Aim: Quote the records beneath, complete and exact. Leave out images.

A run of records
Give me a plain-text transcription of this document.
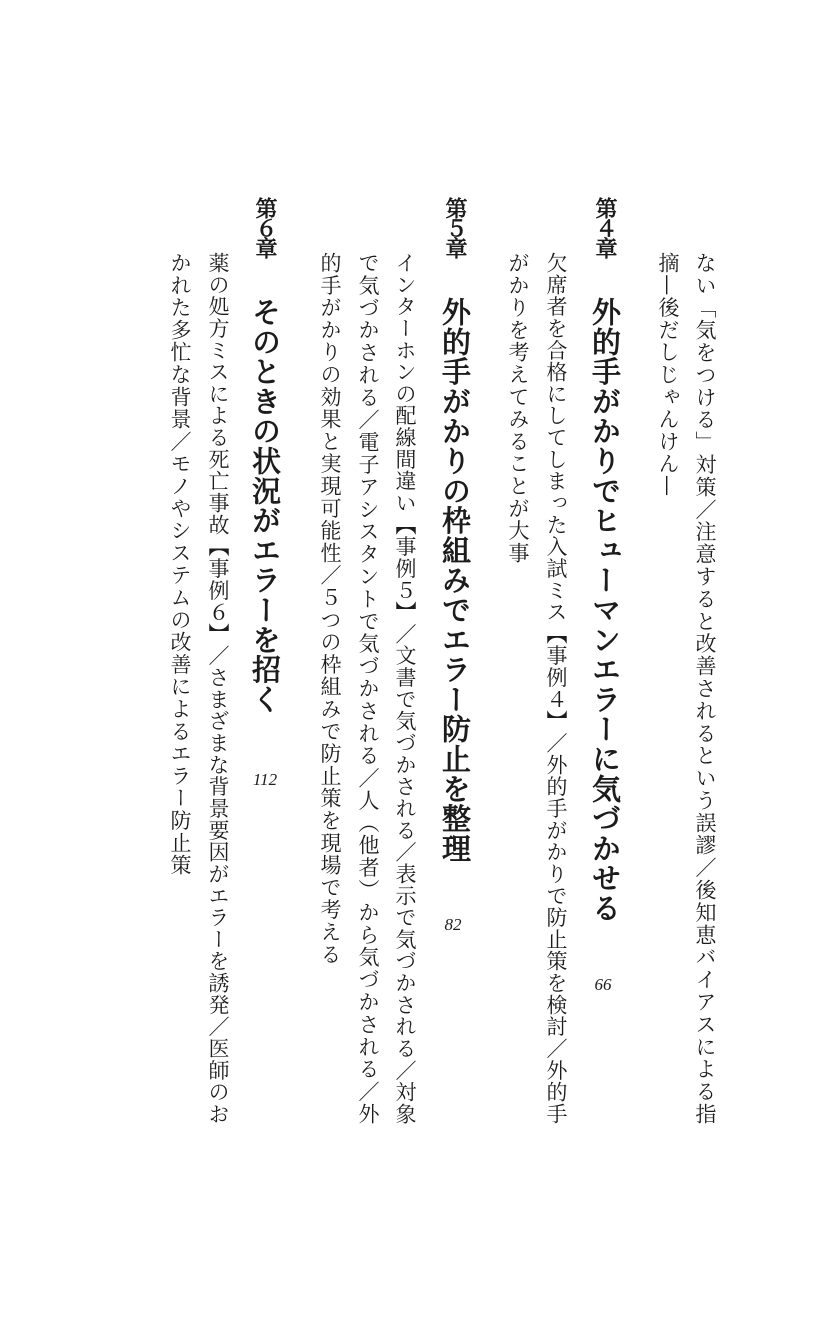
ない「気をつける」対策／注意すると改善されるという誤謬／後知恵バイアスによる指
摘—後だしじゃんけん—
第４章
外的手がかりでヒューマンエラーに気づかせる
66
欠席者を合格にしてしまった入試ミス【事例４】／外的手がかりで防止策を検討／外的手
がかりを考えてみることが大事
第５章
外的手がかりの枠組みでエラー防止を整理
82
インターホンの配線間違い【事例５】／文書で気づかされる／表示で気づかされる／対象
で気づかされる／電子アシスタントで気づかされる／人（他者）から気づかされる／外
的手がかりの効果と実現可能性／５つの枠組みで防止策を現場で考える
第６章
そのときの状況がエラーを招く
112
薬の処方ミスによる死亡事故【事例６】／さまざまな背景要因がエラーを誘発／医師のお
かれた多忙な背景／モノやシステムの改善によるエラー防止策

Answer to the task:
Give me a plain-text transcription of this document.
ない「気をつける」対策／注意すると改善されるという誤謬／後知恵バイアスによる指
摘—後だしじゃんけん—
第４章
外的手がかりでヒューマンエラーに気づかせる
66
欠席者を合格にしてしまった入試ミス【事例４】／外的手がかりで防止策を検討／外的手
がかりを考えてみることが大事
第５章
外的手がかりの枠組みでエラー防止を整理
82
インターホンの配線間違い【事例５】／文書で気づかされる／表示で気づかされる／対象
で気づかされる／電子アシスタントで気づかされる／人（他者）から気づかされる／外
的手がかりの効果と実現可能性／５つの枠組みで防止策を現場で考える
第６章
そのときの状況がエラーを招く
112
薬の処方ミスによる死亡事故【事例６】／さまざまな背景要因がエラーを誘発／医師のお
かれた多忙な背景／モノやシステムの改善によるエラー防止策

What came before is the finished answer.